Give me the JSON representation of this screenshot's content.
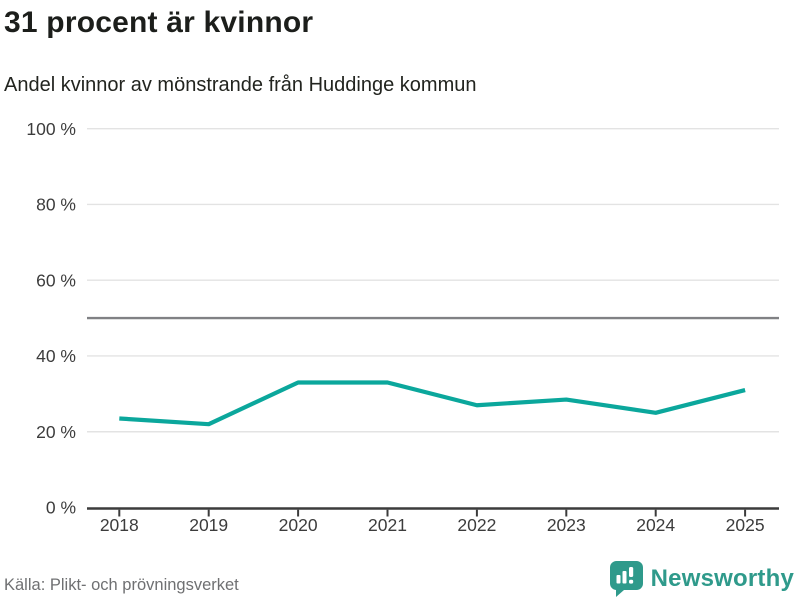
{
  "header": {
    "title": "31 procent är kvinnor",
    "subtitle": "Andel kvinnor av mönstrande från Huddinge kommun"
  },
  "footer": {
    "source": "Källa: Plikt- och prövningsverket",
    "brand_name": "Newsworthy",
    "brand_icon": "bar-chart-speech-bubble-icon"
  },
  "colors": {
    "line": "#0ba79c",
    "grid": "#e3e3e3",
    "reference_line": "#808184",
    "axis": "#3c3c3c",
    "tick_label": "#3c3c3c",
    "title": "#1c1e1b",
    "source_text": "#6f7072",
    "brand": "#2f9a8b",
    "background": "#ffffff"
  },
  "chart_data": {
    "type": "line",
    "title": "31 procent är kvinnor",
    "subtitle": "Andel kvinnor av mönstrande från Huddinge kommun",
    "x": [
      2018,
      2019,
      2020,
      2021,
      2022,
      2023,
      2024,
      2025
    ],
    "series": [
      {
        "name": "Andel kvinnor av mönstrande",
        "values": [
          23.5,
          22,
          33,
          33,
          27,
          28.5,
          25,
          31
        ]
      }
    ],
    "ylim": [
      0,
      100
    ],
    "yticks": [
      0,
      20,
      40,
      60,
      80,
      100
    ],
    "ytick_suffix": " %",
    "reference_line": 50,
    "grid": true,
    "legend": false,
    "markers": false
  }
}
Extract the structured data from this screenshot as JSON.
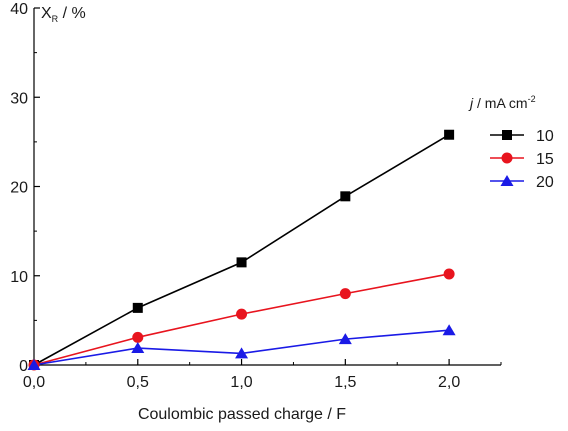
{
  "chart_data": {
    "type": "line",
    "title": "",
    "xlabel": "Coulombic passed charge / F",
    "ylabel": {
      "main": "X",
      "subscript": "R",
      "unit": " / %"
    },
    "xlim": [
      0,
      2.25
    ],
    "ylim": [
      0,
      40
    ],
    "x_ticks": [
      {
        "value": 0,
        "label": "0,0"
      },
      {
        "value": 0.5,
        "label": "0,5"
      },
      {
        "value": 1.0,
        "label": "1,0"
      },
      {
        "value": 1.5,
        "label": "1,5"
      },
      {
        "value": 2.0,
        "label": "2,0"
      }
    ],
    "y_ticks": [
      {
        "value": 0,
        "label": "0"
      },
      {
        "value": 10,
        "label": "10"
      },
      {
        "value": 20,
        "label": "20"
      },
      {
        "value": 30,
        "label": "30"
      },
      {
        "value": 40,
        "label": "40"
      }
    ],
    "grid": false,
    "legend": {
      "placement": "right",
      "title_italic": "j",
      "title_rest": " / mA cm",
      "title_sup": "-2"
    },
    "series": [
      {
        "name": "10",
        "color": "#000000",
        "marker": "square",
        "x": [
          0,
          0.5,
          1.0,
          1.5,
          2.0
        ],
        "y": [
          0,
          6.4,
          11.5,
          18.9,
          25.8
        ]
      },
      {
        "name": "15",
        "color": "#e8141e",
        "marker": "circle",
        "x": [
          0,
          0.5,
          1.0,
          1.5,
          2.0
        ],
        "y": [
          0,
          3.1,
          5.7,
          8.0,
          10.2
        ]
      },
      {
        "name": "20",
        "color": "#1a1ae6",
        "marker": "triangle",
        "x": [
          0,
          0.5,
          1.0,
          1.5,
          2.0
        ],
        "y": [
          0,
          1.9,
          1.3,
          2.9,
          3.9
        ]
      }
    ]
  }
}
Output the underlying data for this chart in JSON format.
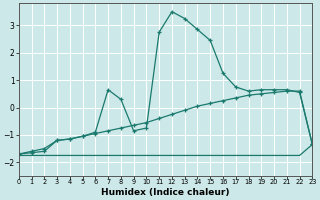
{
  "xlabel": "Humidex (Indice chaleur)",
  "ylabel": "",
  "background_color": "#cde8e8",
  "grid_color": "#ffffff",
  "line_color": "#1a7a6e",
  "x_data": [
    0,
    1,
    2,
    3,
    4,
    5,
    6,
    7,
    8,
    9,
    10,
    11,
    12,
    13,
    14,
    15,
    16,
    17,
    18,
    19,
    20,
    21,
    22,
    23
  ],
  "line1": [
    -1.7,
    -1.6,
    -1.5,
    -1.2,
    -1.15,
    -1.05,
    -0.9,
    0.65,
    0.3,
    -0.85,
    -0.75,
    2.75,
    3.5,
    3.25,
    2.85,
    2.45,
    1.25,
    0.75,
    0.6,
    0.65,
    0.65,
    0.65,
    0.55,
    -1.35
  ],
  "line2": [
    -1.7,
    -1.65,
    -1.6,
    -1.2,
    -1.15,
    -1.05,
    -0.95,
    -0.85,
    -0.75,
    -0.65,
    -0.55,
    -0.4,
    -0.25,
    -0.1,
    0.05,
    0.15,
    0.25,
    0.35,
    0.45,
    0.5,
    0.55,
    0.6,
    0.6,
    -1.35
  ],
  "line3": [
    -1.75,
    -1.75,
    -1.75,
    -1.75,
    -1.75,
    -1.75,
    -1.75,
    -1.75,
    -1.75,
    -1.75,
    -1.75,
    -1.75,
    -1.75,
    -1.75,
    -1.75,
    -1.75,
    -1.75,
    -1.75,
    -1.75,
    -1.75,
    -1.75,
    -1.75,
    -1.75,
    -1.35
  ],
  "ylim": [
    -2.5,
    3.8
  ],
  "xlim": [
    0,
    23
  ],
  "yticks": [
    -2,
    -1,
    0,
    1,
    2,
    3
  ],
  "xticks": [
    0,
    1,
    2,
    3,
    4,
    5,
    6,
    7,
    8,
    9,
    10,
    11,
    12,
    13,
    14,
    15,
    16,
    17,
    18,
    19,
    20,
    21,
    22,
    23
  ]
}
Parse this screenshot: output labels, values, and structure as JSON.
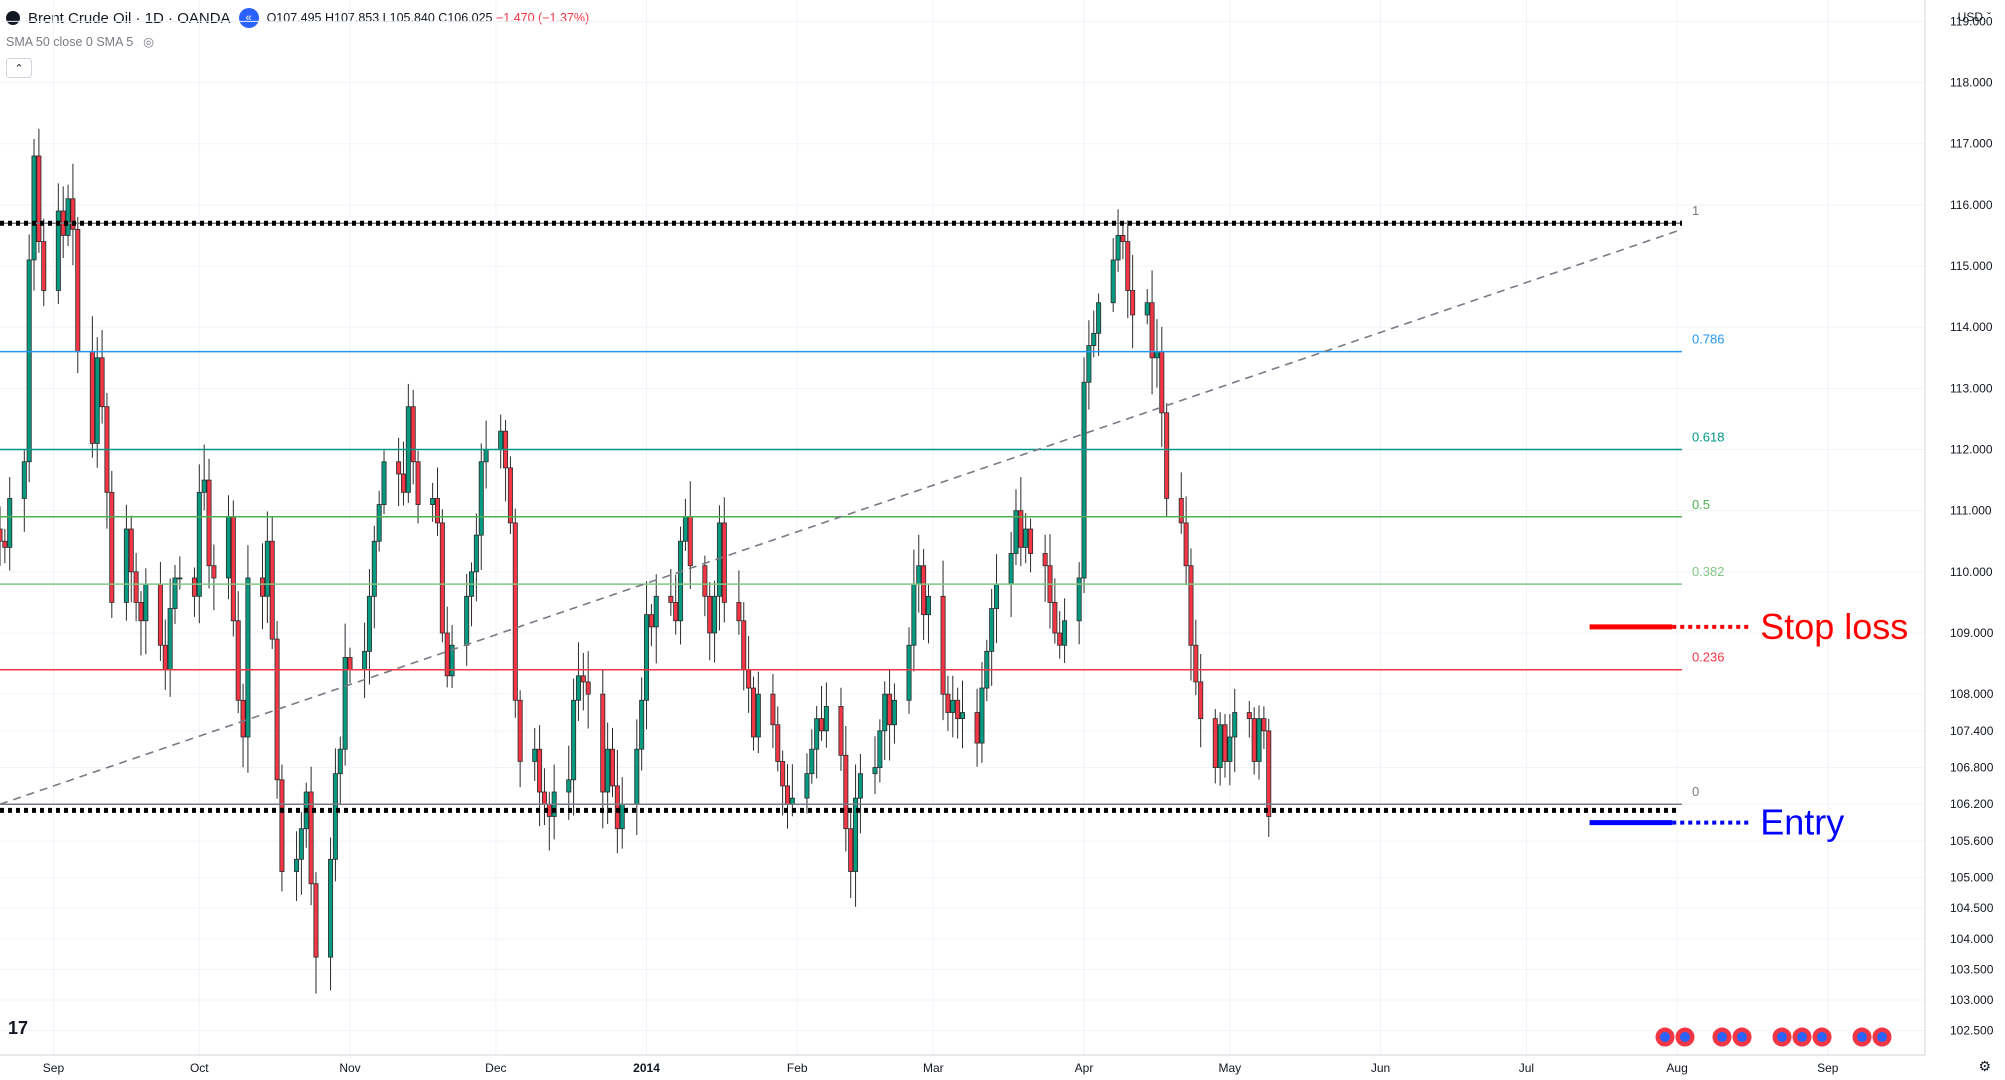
{
  "header": {
    "symbol": "Brent Crude Oil · 1D · OANDA",
    "ohlc": {
      "open": "O107.495",
      "high": "H107.853",
      "low": "L105.840",
      "close": "C106.025",
      "change": "−1.470 (−1.37%)"
    },
    "indicator": "SMA 50 close 0 SMA 5",
    "currency": "USD"
  },
  "colors": {
    "up": "#089981",
    "down": "#f23645",
    "candle_border": "#2b2b2b",
    "fib_1": "#787b86",
    "fib_0786": "#2196f3",
    "fib_0618": "#009688",
    "fib_05": "#4caf50",
    "fib_0382": "#81c784",
    "fib_0236": "#f23645",
    "fib_0": "#787b86",
    "stop": "#ff0000",
    "entry": "#0000ff"
  },
  "chart_data": {
    "type": "candlestick",
    "price_range": [
      102.1,
      119.35
    ],
    "price_ticks": [
      "119.000",
      "118.000",
      "117.000",
      "116.000",
      "115.000",
      "114.000",
      "113.000",
      "112.000",
      "111.000",
      "110.000",
      "109.000",
      "108.000",
      "107.400",
      "106.800",
      "106.200",
      "105.600",
      "105.000",
      "104.500",
      "104.000",
      "103.500",
      "103.000",
      "102.500"
    ],
    "time_range": [
      "2013-08-21",
      "2014-09-21"
    ],
    "time_ticks": [
      {
        "label": "Sep",
        "date": "2013-09-01"
      },
      {
        "label": "Oct",
        "date": "2013-10-01"
      },
      {
        "label": "Nov",
        "date": "2013-11-01"
      },
      {
        "label": "Dec",
        "date": "2013-12-01"
      },
      {
        "label": "2014",
        "date": "2014-01-01"
      },
      {
        "label": "Feb",
        "date": "2014-02-01"
      },
      {
        "label": "Mar",
        "date": "2014-03-01"
      },
      {
        "label": "Apr",
        "date": "2014-04-01"
      },
      {
        "label": "May",
        "date": "2014-05-01"
      },
      {
        "label": "Jun",
        "date": "2014-06-01"
      },
      {
        "label": "Jul",
        "date": "2014-07-01"
      },
      {
        "label": "Aug",
        "date": "2014-08-01"
      },
      {
        "label": "Sep",
        "date": "2014-09-01"
      }
    ],
    "closes_start": "2013-08-21",
    "closes": [
      110.5,
      110.4,
      111.2,
      111.8,
      115.1,
      116.8,
      115.4,
      114.6,
      115.9,
      115.5,
      116.1,
      115.6,
      113.6,
      112.1,
      113.5,
      112.7,
      111.3,
      109.5,
      110.7,
      110.0,
      109.5,
      109.2,
      109.8,
      108.8,
      108.4,
      109.4,
      109.9,
      109.9,
      109.6,
      111.3,
      111.5,
      110.1,
      109.9,
      110.9,
      109.2,
      107.9,
      107.3,
      109.9,
      109.6,
      110.5,
      108.9,
      106.6,
      105.1,
      105.3,
      105.8,
      106.4,
      104.9,
      103.7,
      105.3,
      106.7,
      107.1,
      108.6,
      108.4,
      108.7,
      109.6,
      110.5,
      111.1,
      111.8,
      111.6,
      111.3,
      112.7,
      111.8,
      111.1,
      111.2,
      110.8,
      109.0,
      108.3,
      108.8,
      109.6,
      110.0,
      110.6,
      111.8,
      112.0,
      112.3,
      111.7,
      110.8,
      107.9,
      106.9,
      107.1,
      106.4,
      106.2,
      106.0,
      106.4,
      106.6,
      107.9,
      108.3,
      108.2,
      108.0,
      106.4,
      107.1,
      106.5,
      105.8,
      106.2,
      107.1,
      107.9,
      109.3,
      109.1,
      109.6,
      109.5,
      109.2,
      110.5,
      110.9,
      110.1,
      109.6,
      109.0,
      109.6,
      110.8,
      109.5,
      109.2,
      108.4,
      108.1,
      107.3,
      108.0,
      107.5,
      106.9,
      106.5,
      106.2,
      106.3,
      106.7,
      107.1,
      107.6,
      107.4,
      107.8,
      107.0,
      105.8,
      105.1,
      106.3,
      106.7,
      106.8,
      107.4,
      108.0,
      107.5,
      107.9,
      108.8,
      109.8,
      110.1,
      109.3,
      109.6,
      108.0,
      107.7,
      107.9,
      107.6,
      107.7,
      107.2,
      108.1,
      108.7,
      109.4,
      109.8,
      110.3,
      111.0,
      110.4,
      110.7,
      110.3,
      110.1,
      109.5,
      109.0,
      108.8,
      109.2,
      109.9,
      113.1,
      113.7,
      113.9,
      114.4,
      115.1,
      115.5,
      115.4,
      114.6,
      114.2,
      114.4,
      113.5,
      113.6,
      112.6,
      111.2,
      110.8,
      110.1,
      108.8,
      108.2,
      107.6,
      106.8,
      107.5,
      106.9,
      107.3,
      107.7,
      107.6,
      106.9,
      107.6,
      107.4,
      106.0
    ],
    "fibonacci": {
      "start_date": "2013-08-21",
      "end_date": "2014-08-02",
      "levels": [
        {
          "ratio": "1",
          "price": 115.7
        },
        {
          "ratio": "0.786",
          "price": 113.6
        },
        {
          "ratio": "0.618",
          "price": 112.0
        },
        {
          "ratio": "0.5",
          "price": 110.9
        },
        {
          "ratio": "0.382",
          "price": 109.8
        },
        {
          "ratio": "0.236",
          "price": 108.4
        },
        {
          "ratio": "0",
          "price": 106.2
        }
      ]
    },
    "trendline": {
      "from": {
        "date": "2013-08-21",
        "price": 106.2
      },
      "to": {
        "date": "2014-08-02",
        "price": 115.6
      }
    },
    "support_line": {
      "price": 106.1,
      "from": "2013-08-21",
      "to": "2014-08-01"
    },
    "resistance_line": {
      "price": 115.7,
      "from": "2013-08-21",
      "to": "2014-08-02"
    },
    "annotations": [
      {
        "text": "Stop loss",
        "price": 109.1,
        "from": "2014-07-14",
        "to": "2014-07-31"
      },
      {
        "text": "Entry",
        "price": 105.9,
        "from": "2014-07-14",
        "to": "2014-07-31"
      }
    ]
  }
}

- _WHAT THE EXERCISE ASKS_
Search the entries for "JSON" and copy out each line that has it.

- _EXERCISE ANSWER_
Give me the JSON representation of this screenshot's content.
Extract the structured data from this screenshot as JSON.
Output the underlying data for this chart in JSON format.
Parse this screenshot: output labels, values, and structure as JSON.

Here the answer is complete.